:: Record excerpts

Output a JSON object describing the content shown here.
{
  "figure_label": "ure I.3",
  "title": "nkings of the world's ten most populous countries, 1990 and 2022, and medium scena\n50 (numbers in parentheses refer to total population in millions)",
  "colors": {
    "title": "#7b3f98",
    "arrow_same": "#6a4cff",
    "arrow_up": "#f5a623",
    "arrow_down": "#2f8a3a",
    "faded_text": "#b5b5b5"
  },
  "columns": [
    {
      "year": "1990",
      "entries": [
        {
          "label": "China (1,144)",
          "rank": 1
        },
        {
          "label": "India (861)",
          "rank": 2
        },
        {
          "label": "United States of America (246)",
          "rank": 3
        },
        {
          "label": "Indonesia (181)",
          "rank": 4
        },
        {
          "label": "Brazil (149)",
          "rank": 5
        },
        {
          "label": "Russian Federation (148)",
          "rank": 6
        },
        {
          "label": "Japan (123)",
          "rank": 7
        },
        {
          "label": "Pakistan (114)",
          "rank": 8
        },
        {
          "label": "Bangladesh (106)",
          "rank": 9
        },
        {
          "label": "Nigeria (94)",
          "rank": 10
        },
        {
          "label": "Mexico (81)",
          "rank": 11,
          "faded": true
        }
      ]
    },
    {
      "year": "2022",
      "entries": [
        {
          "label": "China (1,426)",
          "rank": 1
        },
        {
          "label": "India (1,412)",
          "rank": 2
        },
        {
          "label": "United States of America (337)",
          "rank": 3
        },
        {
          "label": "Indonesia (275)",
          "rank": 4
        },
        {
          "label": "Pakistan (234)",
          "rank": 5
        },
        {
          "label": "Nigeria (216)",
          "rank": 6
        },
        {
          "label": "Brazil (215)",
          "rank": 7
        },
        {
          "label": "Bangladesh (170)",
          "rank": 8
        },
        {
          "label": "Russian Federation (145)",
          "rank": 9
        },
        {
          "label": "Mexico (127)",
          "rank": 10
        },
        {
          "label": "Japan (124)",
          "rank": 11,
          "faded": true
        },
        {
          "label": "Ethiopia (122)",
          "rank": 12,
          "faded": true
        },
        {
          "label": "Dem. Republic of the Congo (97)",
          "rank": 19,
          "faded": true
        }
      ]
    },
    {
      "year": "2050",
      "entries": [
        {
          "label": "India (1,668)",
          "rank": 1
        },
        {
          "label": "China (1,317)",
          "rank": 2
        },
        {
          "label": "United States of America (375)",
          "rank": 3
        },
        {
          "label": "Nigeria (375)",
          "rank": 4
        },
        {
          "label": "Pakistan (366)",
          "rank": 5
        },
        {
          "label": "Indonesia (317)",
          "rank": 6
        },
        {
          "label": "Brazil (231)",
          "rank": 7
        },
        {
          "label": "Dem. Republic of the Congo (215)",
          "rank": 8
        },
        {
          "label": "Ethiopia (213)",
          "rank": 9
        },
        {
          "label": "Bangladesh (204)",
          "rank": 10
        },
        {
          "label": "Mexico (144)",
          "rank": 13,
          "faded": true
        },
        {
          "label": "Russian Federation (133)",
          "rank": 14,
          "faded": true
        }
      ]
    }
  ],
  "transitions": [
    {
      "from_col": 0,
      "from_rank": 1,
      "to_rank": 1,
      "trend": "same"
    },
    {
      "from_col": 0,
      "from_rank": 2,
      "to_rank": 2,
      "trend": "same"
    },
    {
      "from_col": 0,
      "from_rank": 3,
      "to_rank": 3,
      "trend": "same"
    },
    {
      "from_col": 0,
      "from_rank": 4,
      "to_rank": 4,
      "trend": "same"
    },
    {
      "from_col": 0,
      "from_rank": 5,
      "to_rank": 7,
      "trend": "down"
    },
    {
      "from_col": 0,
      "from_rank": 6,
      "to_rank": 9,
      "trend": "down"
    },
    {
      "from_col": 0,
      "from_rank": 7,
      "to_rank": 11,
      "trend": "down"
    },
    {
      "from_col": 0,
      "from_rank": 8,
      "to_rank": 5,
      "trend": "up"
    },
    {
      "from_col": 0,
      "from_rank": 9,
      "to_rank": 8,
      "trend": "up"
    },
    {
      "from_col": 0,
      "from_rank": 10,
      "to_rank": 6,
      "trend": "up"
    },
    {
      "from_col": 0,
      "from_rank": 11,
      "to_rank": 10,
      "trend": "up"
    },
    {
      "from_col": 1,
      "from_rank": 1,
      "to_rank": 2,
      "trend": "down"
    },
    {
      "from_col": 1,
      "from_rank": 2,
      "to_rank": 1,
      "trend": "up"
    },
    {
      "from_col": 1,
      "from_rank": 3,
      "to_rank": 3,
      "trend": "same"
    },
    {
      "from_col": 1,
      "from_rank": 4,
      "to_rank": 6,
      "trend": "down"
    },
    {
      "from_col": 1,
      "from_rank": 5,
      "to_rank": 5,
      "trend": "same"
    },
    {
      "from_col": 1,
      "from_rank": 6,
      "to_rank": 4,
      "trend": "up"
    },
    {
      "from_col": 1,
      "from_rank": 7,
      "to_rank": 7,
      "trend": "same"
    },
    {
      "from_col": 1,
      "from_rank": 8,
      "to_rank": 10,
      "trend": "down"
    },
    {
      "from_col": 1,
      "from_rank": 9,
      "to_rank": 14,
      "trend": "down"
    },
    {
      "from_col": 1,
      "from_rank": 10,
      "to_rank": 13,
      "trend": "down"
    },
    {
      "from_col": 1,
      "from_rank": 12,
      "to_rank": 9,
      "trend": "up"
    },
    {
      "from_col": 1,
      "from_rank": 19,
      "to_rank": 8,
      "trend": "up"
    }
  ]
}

::::

Reproduce the entries above in full, verbatim.

Output a JSON object describing the content shown here.
{
  "figure_label": "ure I.3",
  "title": "nkings of the world's ten most populous countries, 1990 and 2022, and medium scena\n50 (numbers in parentheses refer to total population in millions)",
  "colors": {
    "title": "#7b3f98",
    "arrow_same": "#6a4cff",
    "arrow_up": "#f5a623",
    "arrow_down": "#2f8a3a",
    "faded_text": "#b5b5b5"
  },
  "columns": [
    {
      "year": "1990",
      "entries": [
        {
          "label": "China (1,144)",
          "rank": 1
        },
        {
          "label": "India (861)",
          "rank": 2
        },
        {
          "label": "United States of America (246)",
          "rank": 3
        },
        {
          "label": "Indonesia (181)",
          "rank": 4
        },
        {
          "label": "Brazil (149)",
          "rank": 5
        },
        {
          "label": "Russian Federation (148)",
          "rank": 6
        },
        {
          "label": "Japan (123)",
          "rank": 7
        },
        {
          "label": "Pakistan (114)",
          "rank": 8
        },
        {
          "label": "Bangladesh (106)",
          "rank": 9
        },
        {
          "label": "Nigeria (94)",
          "rank": 10
        },
        {
          "label": "Mexico (81)",
          "rank": 11,
          "faded": true
        }
      ]
    },
    {
      "year": "2022",
      "entries": [
        {
          "label": "China (1,426)",
          "rank": 1
        },
        {
          "label": "India (1,412)",
          "rank": 2
        },
        {
          "label": "United States of America (337)",
          "rank": 3
        },
        {
          "label": "Indonesia (275)",
          "rank": 4
        },
        {
          "label": "Pakistan (234)",
          "rank": 5
        },
        {
          "label": "Nigeria (216)",
          "rank": 6
        },
        {
          "label": "Brazil (215)",
          "rank": 7
        },
        {
          "label": "Bangladesh (170)",
          "rank": 8
        },
        {
          "label": "Russian Federation (145)",
          "rank": 9
        },
        {
          "label": "Mexico (127)",
          "rank": 10
        },
        {
          "label": "Japan (124)",
          "rank": 11,
          "faded": true
        },
        {
          "label": "Ethiopia (122)",
          "rank": 12,
          "faded": true
        },
        {
          "label": "Dem. Republic of the Congo (97)",
          "rank": 19,
          "faded": true
        }
      ]
    },
    {
      "year": "2050",
      "entries": [
        {
          "label": "India (1,668)",
          "rank": 1
        },
        {
          "label": "China (1,317)",
          "rank": 2
        },
        {
          "label": "United States of America (375)",
          "rank": 3
        },
        {
          "label": "Nigeria (375)",
          "rank": 4
        },
        {
          "label": "Pakistan (366)",
          "rank": 5
        },
        {
          "label": "Indonesia (317)",
          "rank": 6
        },
        {
          "label": "Brazil (231)",
          "rank": 7
        },
        {
          "label": "Dem. Republic of the Congo (215)",
          "rank": 8
        },
        {
          "label": "Ethiopia (213)",
          "rank": 9
        },
        {
          "label": "Bangladesh (204)",
          "rank": 10
        },
        {
          "label": "Mexico (144)",
          "rank": 13,
          "faded": true
        },
        {
          "label": "Russian Federation (133)",
          "rank": 14,
          "faded": true
        }
      ]
    }
  ],
  "transitions": [
    {
      "from_col": 0,
      "from_rank": 1,
      "to_rank": 1,
      "trend": "same"
    },
    {
      "from_col": 0,
      "from_rank": 2,
      "to_rank": 2,
      "trend": "same"
    },
    {
      "from_col": 0,
      "from_rank": 3,
      "to_rank": 3,
      "trend": "same"
    },
    {
      "from_col": 0,
      "from_rank": 4,
      "to_rank": 4,
      "trend": "same"
    },
    {
      "from_col": 0,
      "from_rank": 5,
      "to_rank": 7,
      "trend": "down"
    },
    {
      "from_col": 0,
      "from_rank": 6,
      "to_rank": 9,
      "trend": "down"
    },
    {
      "from_col": 0,
      "from_rank": 7,
      "to_rank": 11,
      "trend": "down"
    },
    {
      "from_col": 0,
      "from_rank": 8,
      "to_rank": 5,
      "trend": "up"
    },
    {
      "from_col": 0,
      "from_rank": 9,
      "to_rank": 8,
      "trend": "up"
    },
    {
      "from_col": 0,
      "from_rank": 10,
      "to_rank": 6,
      "trend": "up"
    },
    {
      "from_col": 0,
      "from_rank": 11,
      "to_rank": 10,
      "trend": "up"
    },
    {
      "from_col": 1,
      "from_rank": 1,
      "to_rank": 2,
      "trend": "down"
    },
    {
      "from_col": 1,
      "from_rank": 2,
      "to_rank": 1,
      "trend": "up"
    },
    {
      "from_col": 1,
      "from_rank": 3,
      "to_rank": 3,
      "trend": "same"
    },
    {
      "from_col": 1,
      "from_rank": 4,
      "to_rank": 6,
      "trend": "down"
    },
    {
      "from_col": 1,
      "from_rank": 5,
      "to_rank": 5,
      "trend": "same"
    },
    {
      "from_col": 1,
      "from_rank": 6,
      "to_rank": 4,
      "trend": "up"
    },
    {
      "from_col": 1,
      "from_rank": 7,
      "to_rank": 7,
      "trend": "same"
    },
    {
      "from_col": 1,
      "from_rank": 8,
      "to_rank": 10,
      "trend": "down"
    },
    {
      "from_col": 1,
      "from_rank": 9,
      "to_rank": 14,
      "trend": "down"
    },
    {
      "from_col": 1,
      "from_rank": 10,
      "to_rank": 13,
      "trend": "down"
    },
    {
      "from_col": 1,
      "from_rank": 12,
      "to_rank": 9,
      "trend": "up"
    },
    {
      "from_col": 1,
      "from_rank": 19,
      "to_rank": 8,
      "trend": "up"
    }
  ]
}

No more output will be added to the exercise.